- _Task goal_
Write out each line from the data below that includes the word "columns".

============

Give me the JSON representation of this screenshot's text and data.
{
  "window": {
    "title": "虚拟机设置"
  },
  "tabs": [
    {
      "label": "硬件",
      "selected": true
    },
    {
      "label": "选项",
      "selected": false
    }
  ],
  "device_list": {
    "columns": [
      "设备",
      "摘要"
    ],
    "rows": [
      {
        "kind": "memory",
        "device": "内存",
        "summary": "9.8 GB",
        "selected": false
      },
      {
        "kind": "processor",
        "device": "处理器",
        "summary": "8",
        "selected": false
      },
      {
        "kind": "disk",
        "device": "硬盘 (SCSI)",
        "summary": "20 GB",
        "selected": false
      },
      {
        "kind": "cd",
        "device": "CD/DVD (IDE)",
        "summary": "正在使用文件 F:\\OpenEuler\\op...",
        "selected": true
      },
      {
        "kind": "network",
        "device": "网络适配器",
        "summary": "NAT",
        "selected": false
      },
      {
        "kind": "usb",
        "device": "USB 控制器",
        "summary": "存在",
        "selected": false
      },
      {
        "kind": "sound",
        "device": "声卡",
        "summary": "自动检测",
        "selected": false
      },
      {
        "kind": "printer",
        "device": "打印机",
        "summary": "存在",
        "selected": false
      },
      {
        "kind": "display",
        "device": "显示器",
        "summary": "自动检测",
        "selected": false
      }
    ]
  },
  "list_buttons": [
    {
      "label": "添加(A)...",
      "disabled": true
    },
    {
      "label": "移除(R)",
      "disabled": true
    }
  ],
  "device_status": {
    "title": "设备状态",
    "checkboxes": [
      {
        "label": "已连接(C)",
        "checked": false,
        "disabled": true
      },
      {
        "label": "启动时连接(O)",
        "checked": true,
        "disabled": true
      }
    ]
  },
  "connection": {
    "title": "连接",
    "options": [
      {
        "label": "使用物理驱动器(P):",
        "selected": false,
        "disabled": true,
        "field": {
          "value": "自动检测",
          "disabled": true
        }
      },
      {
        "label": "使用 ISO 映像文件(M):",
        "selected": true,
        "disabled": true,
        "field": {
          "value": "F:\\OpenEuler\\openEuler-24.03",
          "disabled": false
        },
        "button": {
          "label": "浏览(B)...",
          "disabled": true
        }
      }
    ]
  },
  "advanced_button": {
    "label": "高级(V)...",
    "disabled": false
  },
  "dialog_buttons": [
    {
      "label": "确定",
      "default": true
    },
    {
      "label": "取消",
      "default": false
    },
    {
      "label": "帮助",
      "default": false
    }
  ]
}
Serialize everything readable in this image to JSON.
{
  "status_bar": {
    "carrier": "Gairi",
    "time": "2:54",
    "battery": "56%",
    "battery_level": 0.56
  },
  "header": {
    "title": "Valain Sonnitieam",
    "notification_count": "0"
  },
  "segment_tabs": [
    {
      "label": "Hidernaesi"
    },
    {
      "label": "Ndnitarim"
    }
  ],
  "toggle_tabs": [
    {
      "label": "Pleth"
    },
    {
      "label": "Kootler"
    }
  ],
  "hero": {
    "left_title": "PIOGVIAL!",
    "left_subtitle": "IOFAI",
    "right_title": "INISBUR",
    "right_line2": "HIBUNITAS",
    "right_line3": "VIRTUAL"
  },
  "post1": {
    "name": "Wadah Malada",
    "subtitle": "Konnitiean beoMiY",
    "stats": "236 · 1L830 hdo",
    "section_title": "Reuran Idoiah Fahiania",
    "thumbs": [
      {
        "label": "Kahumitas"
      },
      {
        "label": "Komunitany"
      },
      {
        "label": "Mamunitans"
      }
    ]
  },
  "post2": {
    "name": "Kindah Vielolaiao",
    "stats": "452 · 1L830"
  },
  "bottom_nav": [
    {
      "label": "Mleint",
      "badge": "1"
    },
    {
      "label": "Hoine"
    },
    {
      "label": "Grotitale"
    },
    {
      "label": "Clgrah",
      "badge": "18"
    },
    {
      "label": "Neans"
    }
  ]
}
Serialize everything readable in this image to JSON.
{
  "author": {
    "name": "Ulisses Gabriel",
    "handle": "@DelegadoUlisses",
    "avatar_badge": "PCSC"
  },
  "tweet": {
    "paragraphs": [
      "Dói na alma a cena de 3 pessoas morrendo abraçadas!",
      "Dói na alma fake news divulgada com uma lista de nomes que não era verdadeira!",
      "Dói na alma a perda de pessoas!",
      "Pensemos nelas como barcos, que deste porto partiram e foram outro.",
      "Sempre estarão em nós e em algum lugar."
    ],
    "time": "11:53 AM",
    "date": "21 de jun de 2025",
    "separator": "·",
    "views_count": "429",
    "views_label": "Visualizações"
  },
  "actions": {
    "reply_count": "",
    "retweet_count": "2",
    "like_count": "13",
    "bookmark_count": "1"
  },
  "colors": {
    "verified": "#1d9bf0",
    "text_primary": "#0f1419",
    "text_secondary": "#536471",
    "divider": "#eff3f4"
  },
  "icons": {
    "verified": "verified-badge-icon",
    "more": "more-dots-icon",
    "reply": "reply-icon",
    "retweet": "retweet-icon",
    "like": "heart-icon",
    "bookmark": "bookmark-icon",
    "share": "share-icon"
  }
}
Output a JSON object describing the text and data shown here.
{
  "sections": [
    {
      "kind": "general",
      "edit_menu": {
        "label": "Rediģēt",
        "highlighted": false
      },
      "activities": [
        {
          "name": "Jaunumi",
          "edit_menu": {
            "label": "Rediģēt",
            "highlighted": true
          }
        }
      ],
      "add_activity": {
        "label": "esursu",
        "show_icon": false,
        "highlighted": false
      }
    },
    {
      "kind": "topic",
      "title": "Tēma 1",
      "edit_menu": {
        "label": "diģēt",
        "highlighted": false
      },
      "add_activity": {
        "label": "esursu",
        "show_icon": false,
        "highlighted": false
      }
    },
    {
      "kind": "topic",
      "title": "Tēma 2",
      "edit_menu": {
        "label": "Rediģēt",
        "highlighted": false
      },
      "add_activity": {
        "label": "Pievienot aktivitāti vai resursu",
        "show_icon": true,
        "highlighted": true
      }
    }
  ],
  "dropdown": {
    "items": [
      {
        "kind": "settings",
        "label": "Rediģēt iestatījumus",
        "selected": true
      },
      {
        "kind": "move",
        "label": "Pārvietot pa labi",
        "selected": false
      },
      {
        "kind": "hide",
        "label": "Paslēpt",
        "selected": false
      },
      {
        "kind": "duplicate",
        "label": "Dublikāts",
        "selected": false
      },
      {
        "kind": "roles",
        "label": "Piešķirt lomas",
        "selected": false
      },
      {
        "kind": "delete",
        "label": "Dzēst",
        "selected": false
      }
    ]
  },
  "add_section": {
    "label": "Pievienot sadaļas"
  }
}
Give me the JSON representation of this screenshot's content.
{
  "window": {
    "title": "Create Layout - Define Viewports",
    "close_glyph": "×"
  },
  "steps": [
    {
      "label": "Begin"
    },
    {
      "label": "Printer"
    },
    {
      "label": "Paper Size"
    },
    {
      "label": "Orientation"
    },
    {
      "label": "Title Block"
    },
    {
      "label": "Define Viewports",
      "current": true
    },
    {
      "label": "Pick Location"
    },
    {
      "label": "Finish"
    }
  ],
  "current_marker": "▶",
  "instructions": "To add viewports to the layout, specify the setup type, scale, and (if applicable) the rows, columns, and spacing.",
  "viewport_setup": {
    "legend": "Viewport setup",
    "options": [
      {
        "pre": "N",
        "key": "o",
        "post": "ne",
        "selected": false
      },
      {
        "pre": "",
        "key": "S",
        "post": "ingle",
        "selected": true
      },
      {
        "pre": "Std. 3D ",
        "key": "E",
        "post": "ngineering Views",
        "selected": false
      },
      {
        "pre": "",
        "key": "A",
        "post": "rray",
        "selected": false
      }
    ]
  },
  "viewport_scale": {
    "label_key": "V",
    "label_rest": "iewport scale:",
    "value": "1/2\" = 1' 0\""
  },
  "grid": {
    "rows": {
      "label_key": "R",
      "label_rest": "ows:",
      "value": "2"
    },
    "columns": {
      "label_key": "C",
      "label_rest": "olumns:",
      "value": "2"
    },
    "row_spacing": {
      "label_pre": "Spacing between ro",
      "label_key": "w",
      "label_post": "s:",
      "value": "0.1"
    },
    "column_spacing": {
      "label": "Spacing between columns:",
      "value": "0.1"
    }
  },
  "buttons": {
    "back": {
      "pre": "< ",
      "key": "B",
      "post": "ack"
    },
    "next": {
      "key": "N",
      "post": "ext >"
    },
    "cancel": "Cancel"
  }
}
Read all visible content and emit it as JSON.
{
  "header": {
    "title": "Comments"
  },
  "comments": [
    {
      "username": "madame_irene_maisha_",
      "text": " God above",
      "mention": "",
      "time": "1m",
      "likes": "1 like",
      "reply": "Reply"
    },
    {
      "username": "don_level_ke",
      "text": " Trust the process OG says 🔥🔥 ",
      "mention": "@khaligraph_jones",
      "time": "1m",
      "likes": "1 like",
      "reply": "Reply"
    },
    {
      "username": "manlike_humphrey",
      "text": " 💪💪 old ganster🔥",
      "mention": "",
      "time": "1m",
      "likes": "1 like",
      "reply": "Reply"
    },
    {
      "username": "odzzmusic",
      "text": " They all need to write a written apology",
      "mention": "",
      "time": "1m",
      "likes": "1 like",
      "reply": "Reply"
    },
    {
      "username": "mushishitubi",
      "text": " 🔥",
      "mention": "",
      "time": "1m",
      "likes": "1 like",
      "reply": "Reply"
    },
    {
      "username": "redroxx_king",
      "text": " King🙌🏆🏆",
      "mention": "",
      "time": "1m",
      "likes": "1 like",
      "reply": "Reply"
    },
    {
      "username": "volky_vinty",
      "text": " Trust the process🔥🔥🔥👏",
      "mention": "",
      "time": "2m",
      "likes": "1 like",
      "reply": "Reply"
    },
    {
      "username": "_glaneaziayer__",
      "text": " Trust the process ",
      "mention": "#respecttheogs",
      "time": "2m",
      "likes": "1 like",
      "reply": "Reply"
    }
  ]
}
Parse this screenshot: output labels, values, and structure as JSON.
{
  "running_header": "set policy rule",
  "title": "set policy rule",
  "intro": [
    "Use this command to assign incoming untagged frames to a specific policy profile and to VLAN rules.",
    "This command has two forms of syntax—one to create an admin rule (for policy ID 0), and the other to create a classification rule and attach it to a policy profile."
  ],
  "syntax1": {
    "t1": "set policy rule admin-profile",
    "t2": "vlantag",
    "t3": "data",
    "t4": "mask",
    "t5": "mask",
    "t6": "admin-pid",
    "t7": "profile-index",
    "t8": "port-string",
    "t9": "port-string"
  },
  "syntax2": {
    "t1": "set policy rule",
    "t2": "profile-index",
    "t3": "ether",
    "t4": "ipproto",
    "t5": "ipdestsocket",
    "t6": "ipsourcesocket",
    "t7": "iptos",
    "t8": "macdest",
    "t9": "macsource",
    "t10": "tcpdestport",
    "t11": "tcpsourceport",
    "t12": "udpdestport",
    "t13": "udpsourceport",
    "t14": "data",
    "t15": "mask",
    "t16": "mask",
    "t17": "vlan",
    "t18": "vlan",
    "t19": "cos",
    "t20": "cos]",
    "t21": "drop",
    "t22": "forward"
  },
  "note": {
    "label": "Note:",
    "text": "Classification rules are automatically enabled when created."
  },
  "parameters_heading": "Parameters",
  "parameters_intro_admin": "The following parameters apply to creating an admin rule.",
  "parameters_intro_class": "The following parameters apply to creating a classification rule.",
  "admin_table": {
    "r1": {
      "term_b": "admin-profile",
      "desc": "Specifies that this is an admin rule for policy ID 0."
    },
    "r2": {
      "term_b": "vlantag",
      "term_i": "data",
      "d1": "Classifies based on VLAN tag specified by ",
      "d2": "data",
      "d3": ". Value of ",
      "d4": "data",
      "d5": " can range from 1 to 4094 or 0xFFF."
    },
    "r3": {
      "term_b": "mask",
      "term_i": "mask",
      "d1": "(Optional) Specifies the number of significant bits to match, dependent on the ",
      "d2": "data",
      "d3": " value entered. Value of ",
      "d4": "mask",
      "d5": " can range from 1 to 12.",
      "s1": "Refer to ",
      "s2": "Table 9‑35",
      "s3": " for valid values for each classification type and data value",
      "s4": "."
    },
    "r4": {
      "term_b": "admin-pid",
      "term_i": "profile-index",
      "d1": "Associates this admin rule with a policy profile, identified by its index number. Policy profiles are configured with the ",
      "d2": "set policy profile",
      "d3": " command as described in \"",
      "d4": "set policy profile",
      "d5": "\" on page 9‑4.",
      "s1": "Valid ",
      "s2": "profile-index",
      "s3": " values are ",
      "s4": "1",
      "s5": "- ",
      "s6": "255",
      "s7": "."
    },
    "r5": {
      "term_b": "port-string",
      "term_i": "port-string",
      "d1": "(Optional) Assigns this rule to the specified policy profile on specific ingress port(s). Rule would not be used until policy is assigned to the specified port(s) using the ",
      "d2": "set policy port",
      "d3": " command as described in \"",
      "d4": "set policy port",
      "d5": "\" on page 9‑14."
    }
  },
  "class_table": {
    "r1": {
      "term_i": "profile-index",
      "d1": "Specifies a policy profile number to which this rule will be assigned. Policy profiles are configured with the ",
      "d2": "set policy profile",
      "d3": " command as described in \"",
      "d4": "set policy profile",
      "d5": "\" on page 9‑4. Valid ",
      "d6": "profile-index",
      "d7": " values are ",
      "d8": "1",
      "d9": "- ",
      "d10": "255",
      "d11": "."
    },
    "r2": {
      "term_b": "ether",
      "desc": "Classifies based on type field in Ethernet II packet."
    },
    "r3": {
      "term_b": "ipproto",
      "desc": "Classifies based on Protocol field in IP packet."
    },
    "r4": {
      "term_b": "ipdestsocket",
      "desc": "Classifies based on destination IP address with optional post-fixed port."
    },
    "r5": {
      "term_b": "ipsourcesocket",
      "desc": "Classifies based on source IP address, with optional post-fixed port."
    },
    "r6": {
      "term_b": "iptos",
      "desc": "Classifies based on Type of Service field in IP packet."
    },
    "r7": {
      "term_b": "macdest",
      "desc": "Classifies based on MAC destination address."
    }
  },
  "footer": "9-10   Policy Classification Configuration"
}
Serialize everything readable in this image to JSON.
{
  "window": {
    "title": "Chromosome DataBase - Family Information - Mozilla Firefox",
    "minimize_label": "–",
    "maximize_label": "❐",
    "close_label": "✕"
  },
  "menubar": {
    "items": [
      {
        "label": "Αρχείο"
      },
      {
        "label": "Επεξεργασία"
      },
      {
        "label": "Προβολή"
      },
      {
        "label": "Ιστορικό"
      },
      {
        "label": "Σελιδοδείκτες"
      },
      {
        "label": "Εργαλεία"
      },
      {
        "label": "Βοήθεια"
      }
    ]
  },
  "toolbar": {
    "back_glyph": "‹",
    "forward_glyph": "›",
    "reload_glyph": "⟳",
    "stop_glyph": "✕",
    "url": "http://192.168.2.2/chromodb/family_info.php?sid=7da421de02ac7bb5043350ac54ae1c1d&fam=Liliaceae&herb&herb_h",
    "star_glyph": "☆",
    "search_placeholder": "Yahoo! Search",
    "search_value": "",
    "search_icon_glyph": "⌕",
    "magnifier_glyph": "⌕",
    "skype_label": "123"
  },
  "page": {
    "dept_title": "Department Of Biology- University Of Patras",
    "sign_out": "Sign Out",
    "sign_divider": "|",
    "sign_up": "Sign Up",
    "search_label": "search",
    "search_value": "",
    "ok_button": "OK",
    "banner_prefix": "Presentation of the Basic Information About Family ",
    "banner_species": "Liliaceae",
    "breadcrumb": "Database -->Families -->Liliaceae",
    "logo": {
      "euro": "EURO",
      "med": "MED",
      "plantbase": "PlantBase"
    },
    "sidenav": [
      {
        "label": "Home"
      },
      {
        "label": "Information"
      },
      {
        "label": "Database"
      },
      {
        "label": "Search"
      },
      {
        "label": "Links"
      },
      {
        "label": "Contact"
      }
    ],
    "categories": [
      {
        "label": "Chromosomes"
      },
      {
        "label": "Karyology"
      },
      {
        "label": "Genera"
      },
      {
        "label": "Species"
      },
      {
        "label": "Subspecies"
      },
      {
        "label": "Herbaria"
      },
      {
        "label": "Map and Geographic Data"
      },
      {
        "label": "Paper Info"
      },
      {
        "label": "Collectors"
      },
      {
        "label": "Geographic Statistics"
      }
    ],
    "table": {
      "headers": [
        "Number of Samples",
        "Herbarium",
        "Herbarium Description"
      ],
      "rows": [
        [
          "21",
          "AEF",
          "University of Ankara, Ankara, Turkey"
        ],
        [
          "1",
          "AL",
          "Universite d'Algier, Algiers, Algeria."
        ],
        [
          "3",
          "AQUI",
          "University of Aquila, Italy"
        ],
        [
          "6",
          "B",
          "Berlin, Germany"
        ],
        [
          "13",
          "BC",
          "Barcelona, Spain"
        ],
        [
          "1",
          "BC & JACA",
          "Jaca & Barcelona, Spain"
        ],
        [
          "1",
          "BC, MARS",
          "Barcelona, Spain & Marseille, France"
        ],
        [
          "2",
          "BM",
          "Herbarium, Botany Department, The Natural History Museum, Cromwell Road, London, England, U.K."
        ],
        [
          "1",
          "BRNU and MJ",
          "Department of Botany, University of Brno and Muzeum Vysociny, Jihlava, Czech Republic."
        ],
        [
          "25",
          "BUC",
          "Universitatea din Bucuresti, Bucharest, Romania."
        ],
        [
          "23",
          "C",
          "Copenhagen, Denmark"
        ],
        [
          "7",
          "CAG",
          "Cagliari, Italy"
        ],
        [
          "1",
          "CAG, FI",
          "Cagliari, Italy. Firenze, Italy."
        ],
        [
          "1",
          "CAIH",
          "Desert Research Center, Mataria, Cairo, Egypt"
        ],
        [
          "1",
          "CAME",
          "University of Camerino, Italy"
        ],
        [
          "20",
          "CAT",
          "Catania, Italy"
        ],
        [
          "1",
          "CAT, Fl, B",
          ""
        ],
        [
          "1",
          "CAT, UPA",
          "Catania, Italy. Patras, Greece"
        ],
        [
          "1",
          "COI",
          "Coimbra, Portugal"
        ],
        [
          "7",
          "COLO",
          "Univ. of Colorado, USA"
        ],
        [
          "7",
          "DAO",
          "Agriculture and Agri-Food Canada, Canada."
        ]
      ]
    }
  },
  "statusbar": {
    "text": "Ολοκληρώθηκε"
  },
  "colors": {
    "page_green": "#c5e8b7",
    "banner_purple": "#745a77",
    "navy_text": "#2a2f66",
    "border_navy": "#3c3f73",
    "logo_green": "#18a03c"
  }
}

============

- _Solved problem_
    "columns": [
  "instructions": "To add viewports to the layout, specify the setup type, scale, and (if applicable) the rows, columns, and spacing.",
    "columns": {
      "label": "Spacing between columns:",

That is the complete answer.